— start of Records supplied —
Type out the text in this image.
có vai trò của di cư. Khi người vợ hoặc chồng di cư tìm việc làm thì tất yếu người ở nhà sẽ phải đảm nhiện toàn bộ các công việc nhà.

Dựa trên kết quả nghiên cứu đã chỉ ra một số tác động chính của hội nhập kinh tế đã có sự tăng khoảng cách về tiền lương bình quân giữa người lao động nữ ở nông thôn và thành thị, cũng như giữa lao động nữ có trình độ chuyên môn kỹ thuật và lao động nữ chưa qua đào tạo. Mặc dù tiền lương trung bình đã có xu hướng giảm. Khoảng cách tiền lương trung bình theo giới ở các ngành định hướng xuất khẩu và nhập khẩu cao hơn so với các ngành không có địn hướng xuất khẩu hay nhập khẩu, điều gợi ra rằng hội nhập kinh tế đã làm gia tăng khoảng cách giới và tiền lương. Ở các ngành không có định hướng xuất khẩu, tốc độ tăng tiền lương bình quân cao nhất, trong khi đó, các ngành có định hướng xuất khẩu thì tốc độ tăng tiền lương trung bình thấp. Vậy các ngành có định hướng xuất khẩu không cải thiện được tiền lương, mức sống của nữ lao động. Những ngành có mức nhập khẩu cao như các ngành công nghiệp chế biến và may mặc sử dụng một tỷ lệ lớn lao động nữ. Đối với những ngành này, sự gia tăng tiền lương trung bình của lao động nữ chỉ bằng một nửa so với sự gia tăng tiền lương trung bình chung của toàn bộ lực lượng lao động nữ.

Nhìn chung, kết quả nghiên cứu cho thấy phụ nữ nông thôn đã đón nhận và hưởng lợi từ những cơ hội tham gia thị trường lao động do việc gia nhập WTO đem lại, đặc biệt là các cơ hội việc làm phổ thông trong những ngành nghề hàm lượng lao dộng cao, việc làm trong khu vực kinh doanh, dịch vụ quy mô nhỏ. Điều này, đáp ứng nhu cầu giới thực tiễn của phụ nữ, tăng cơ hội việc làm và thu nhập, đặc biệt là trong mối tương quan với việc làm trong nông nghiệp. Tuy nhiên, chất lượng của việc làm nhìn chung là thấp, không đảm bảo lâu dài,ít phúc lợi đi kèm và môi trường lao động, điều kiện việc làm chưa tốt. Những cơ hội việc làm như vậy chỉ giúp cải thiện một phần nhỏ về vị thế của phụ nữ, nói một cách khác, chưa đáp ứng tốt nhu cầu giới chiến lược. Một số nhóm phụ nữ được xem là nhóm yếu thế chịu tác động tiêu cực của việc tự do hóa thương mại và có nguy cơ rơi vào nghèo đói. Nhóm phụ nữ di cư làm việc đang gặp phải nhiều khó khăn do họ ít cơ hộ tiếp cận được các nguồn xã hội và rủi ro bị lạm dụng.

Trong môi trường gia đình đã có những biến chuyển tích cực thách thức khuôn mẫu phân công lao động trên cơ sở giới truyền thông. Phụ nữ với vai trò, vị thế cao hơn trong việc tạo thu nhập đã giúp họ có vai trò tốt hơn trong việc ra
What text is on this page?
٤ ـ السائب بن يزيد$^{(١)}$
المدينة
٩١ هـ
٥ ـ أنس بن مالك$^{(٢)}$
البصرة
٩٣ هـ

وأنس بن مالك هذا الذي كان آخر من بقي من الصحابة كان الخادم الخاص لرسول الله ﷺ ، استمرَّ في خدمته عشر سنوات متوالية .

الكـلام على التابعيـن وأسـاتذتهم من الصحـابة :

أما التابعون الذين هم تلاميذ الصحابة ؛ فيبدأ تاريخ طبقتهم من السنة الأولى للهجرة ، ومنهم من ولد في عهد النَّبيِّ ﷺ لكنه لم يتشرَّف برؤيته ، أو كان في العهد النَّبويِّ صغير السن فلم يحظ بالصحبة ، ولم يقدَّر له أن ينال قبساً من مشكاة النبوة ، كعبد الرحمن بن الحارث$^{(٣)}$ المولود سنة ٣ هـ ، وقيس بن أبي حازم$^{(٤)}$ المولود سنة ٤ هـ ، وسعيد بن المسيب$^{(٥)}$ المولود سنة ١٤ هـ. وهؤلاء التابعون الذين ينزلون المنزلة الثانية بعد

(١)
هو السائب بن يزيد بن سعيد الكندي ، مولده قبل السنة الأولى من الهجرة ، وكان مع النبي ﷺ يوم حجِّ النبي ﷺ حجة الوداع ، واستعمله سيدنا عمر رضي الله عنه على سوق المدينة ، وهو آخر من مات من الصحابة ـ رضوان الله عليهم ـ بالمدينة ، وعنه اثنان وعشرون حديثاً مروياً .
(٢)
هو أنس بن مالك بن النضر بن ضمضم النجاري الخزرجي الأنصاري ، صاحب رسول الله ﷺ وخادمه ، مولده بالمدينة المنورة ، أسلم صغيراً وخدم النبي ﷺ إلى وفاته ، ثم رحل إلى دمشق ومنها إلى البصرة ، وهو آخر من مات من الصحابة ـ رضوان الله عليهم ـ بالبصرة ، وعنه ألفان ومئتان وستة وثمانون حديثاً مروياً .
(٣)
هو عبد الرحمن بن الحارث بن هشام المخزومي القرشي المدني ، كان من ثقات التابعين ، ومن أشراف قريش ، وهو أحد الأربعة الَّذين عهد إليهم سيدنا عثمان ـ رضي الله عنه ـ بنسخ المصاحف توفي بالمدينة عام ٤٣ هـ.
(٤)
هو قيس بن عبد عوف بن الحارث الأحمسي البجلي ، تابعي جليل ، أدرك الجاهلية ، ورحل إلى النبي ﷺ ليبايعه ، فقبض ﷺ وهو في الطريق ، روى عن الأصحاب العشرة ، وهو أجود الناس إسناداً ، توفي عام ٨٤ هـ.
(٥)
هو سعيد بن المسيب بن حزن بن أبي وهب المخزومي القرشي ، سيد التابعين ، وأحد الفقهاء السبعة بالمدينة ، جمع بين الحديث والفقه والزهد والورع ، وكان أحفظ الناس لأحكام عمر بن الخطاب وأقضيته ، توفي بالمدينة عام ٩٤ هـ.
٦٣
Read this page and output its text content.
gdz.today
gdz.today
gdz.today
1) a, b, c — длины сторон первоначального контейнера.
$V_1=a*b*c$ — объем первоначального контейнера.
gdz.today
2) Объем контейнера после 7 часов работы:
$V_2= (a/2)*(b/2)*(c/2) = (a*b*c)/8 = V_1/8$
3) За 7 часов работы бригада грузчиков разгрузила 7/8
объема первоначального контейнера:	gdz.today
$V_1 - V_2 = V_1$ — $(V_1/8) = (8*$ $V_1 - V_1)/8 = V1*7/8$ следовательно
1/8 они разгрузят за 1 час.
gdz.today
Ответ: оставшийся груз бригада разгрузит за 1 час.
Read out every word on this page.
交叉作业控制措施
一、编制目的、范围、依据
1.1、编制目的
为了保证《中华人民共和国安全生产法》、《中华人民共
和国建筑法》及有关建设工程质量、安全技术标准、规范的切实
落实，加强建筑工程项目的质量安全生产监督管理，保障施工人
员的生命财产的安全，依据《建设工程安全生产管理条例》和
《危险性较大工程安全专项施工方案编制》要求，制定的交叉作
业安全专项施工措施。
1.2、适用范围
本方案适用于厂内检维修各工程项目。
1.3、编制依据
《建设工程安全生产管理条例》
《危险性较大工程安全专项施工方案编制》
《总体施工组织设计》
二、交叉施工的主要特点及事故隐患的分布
— end of Records supplied —
What to work on: Every line of the data above should be reproduced word for word.

Right answer:
Type out the text in this image.
có vai trò của di cư. Khi người vợ hoặc chồng di cư tìm việc làm thì tất yếu người ở nhà sẽ phải đảm nhiện toàn bộ các công việc nhà.

Dựa trên kết quả nghiên cứu đã chỉ ra một số tác động chính của hội nhập kinh tế đã có sự tăng khoảng cách về tiền lương bình quân giữa người lao động nữ ở nông thôn và thành thị, cũng như giữa lao động nữ có trình độ chuyên môn kỹ thuật và lao động nữ chưa qua đào tạo. Mặc dù tiền lương trung bình đã có xu hướng giảm. Khoảng cách tiền lương trung bình theo giới ở các ngành định hướng xuất khẩu và nhập khẩu cao hơn so với các ngành không có địn hướng xuất khẩu hay nhập khẩu, điều gợi ra rằng hội nhập kinh tế đã làm gia tăng khoảng cách giới và tiền lương. Ở các ngành không có định hướng xuất khẩu, tốc độ tăng tiền lương bình quân cao nhất, trong khi đó, các ngành có định hướng xuất khẩu thì tốc độ tăng tiền lương trung bình thấp. Vậy các ngành có định hướng xuất khẩu không cải thiện được tiền lương, mức sống của nữ lao động. Những ngành có mức nhập khẩu cao như các ngành công nghiệp chế biến và may mặc sử dụng một tỷ lệ lớn lao động nữ. Đối với những ngành này, sự gia tăng tiền lương trung bình của lao động nữ chỉ bằng một nửa so với sự gia tăng tiền lương trung bình chung của toàn bộ lực lượng lao động nữ.

Nhìn chung, kết quả nghiên cứu cho thấy phụ nữ nông thôn đã đón nhận và hưởng lợi từ những cơ hội tham gia thị trường lao động do việc gia nhập WTO đem lại, đặc biệt là các cơ hội việc làm phổ thông trong những ngành nghề hàm lượng lao dộng cao, việc làm trong khu vực kinh doanh, dịch vụ quy mô nhỏ. Điều này, đáp ứng nhu cầu giới thực tiễn của phụ nữ, tăng cơ hội việc làm và thu nhập, đặc biệt là trong mối tương quan với việc làm trong nông nghiệp. Tuy nhiên, chất lượng của việc làm nhìn chung là thấp, không đảm bảo lâu dài,ít phúc lợi đi kèm và môi trường lao động, điều kiện việc làm chưa tốt. Những cơ hội việc làm như vậy chỉ giúp cải thiện một phần nhỏ về vị thế của phụ nữ, nói một cách khác, chưa đáp ứng tốt nhu cầu giới chiến lược. Một số nhóm phụ nữ được xem là nhóm yếu thế chịu tác động tiêu cực của việc tự do hóa thương mại và có nguy cơ rơi vào nghèo đói. Nhóm phụ nữ di cư làm việc đang gặp phải nhiều khó khăn do họ ít cơ hộ tiếp cận được các nguồn xã hội và rủi ro bị lạm dụng.

Trong môi trường gia đình đã có những biến chuyển tích cực thách thức khuôn mẫu phân công lao động trên cơ sở giới truyền thông. Phụ nữ với vai trò, vị thế cao hơn trong việc tạo thu nhập đã giúp họ có vai trò tốt hơn trong việc ra
What text is on this page?
٤ ـ السائب بن يزيد$^{(١)}$
المدينة
٩١ هـ
٥ ـ أنس بن مالك$^{(٢)}$
البصرة
٩٣ هـ

وأنس بن مالك هذا الذي كان آخر من بقي من الصحابة كان الخادم الخاص لرسول الله ﷺ ، استمرَّ في خدمته عشر سنوات متوالية .

الكـلام على التابعيـن وأسـاتذتهم من الصحـابة :

أما التابعون الذين هم تلاميذ الصحابة ؛ فيبدأ تاريخ طبقتهم من السنة الأولى للهجرة ، ومنهم من ولد في عهد النَّبيِّ ﷺ لكنه لم يتشرَّف برؤيته ، أو كان في العهد النَّبويِّ صغير السن فلم يحظ بالصحبة ، ولم يقدَّر له أن ينال قبساً من مشكاة النبوة ، كعبد الرحمن بن الحارث$^{(٣)}$ المولود سنة ٣ هـ ، وقيس بن أبي حازم$^{(٤)}$ المولود سنة ٤ هـ ، وسعيد بن المسيب$^{(٥)}$ المولود سنة ١٤ هـ. وهؤلاء التابعون الذين ينزلون المنزلة الثانية بعد

(١)
هو السائب بن يزيد بن سعيد الكندي ، مولده قبل السنة الأولى من الهجرة ، وكان مع النبي ﷺ يوم حجِّ النبي ﷺ حجة الوداع ، واستعمله سيدنا عمر رضي الله عنه على سوق المدينة ، وهو آخر من مات من الصحابة ـ رضوان الله عليهم ـ بالمدينة ، وعنه اثنان وعشرون حديثاً مروياً .
(٢)
هو أنس بن مالك بن النضر بن ضمضم النجاري الخزرجي الأنصاري ، صاحب رسول الله ﷺ وخادمه ، مولده بالمدينة المنورة ، أسلم صغيراً وخدم النبي ﷺ إلى وفاته ، ثم رحل إلى دمشق ومنها إلى البصرة ، وهو آخر من مات من الصحابة ـ رضوان الله عليهم ـ بالبصرة ، وعنه ألفان ومئتان وستة وثمانون حديثاً مروياً .
(٣)
هو عبد الرحمن بن الحارث بن هشام المخزومي القرشي المدني ، كان من ثقات التابعين ، ومن أشراف قريش ، وهو أحد الأربعة الَّذين عهد إليهم سيدنا عثمان ـ رضي الله عنه ـ بنسخ المصاحف توفي بالمدينة عام ٤٣ هـ.
(٤)
هو قيس بن عبد عوف بن الحارث الأحمسي البجلي ، تابعي جليل ، أدرك الجاهلية ، ورحل إلى النبي ﷺ ليبايعه ، فقبض ﷺ وهو في الطريق ، روى عن الأصحاب العشرة ، وهو أجود الناس إسناداً ، توفي عام ٨٤ هـ.
(٥)
هو سعيد بن المسيب بن حزن بن أبي وهب المخزومي القرشي ، سيد التابعين ، وأحد الفقهاء السبعة بالمدينة ، جمع بين الحديث والفقه والزهد والورع ، وكان أحفظ الناس لأحكام عمر بن الخطاب وأقضيته ، توفي بالمدينة عام ٩٤ هـ.
٦٣
Read this page and output its text content.
gdz.today
gdz.today
gdz.today
1) a, b, c — длины сторон первоначального контейнера.
$V_1=a*b*c$ — объем первоначального контейнера.
gdz.today
2) Объем контейнера после 7 часов работы:
$V_2= (a/2)*(b/2)*(c/2) = (a*b*c)/8 = V_1/8$
3) За 7 часов работы бригада грузчиков разгрузила 7/8
объема первоначального контейнера:	gdz.today
$V_1 - V_2 = V_1$ — $(V_1/8) = (8*$ $V_1 - V_1)/8 = V1*7/8$ следовательно
1/8 они разгрузят за 1 час.
gdz.today
Ответ: оставшийся груз бригада разгрузит за 1 час.
Read out every word on this page.
交叉作业控制措施
一、编制目的、范围、依据
1.1、编制目的
为了保证《中华人民共和国安全生产法》、《中华人民共
和国建筑法》及有关建设工程质量、安全技术标准、规范的切实
落实，加强建筑工程项目的质量安全生产监督管理，保障施工人
员的生命财产的安全，依据《建设工程安全生产管理条例》和
《危险性较大工程安全专项施工方案编制》要求，制定的交叉作
业安全专项施工措施。
1.2、适用范围
本方案适用于厂内检维修各工程项目。
1.3、编制依据
《建设工程安全生产管理条例》
《危险性较大工程安全专项施工方案编制》
《总体施工组织设计》
二、交叉施工的主要特点及事故隐患的分布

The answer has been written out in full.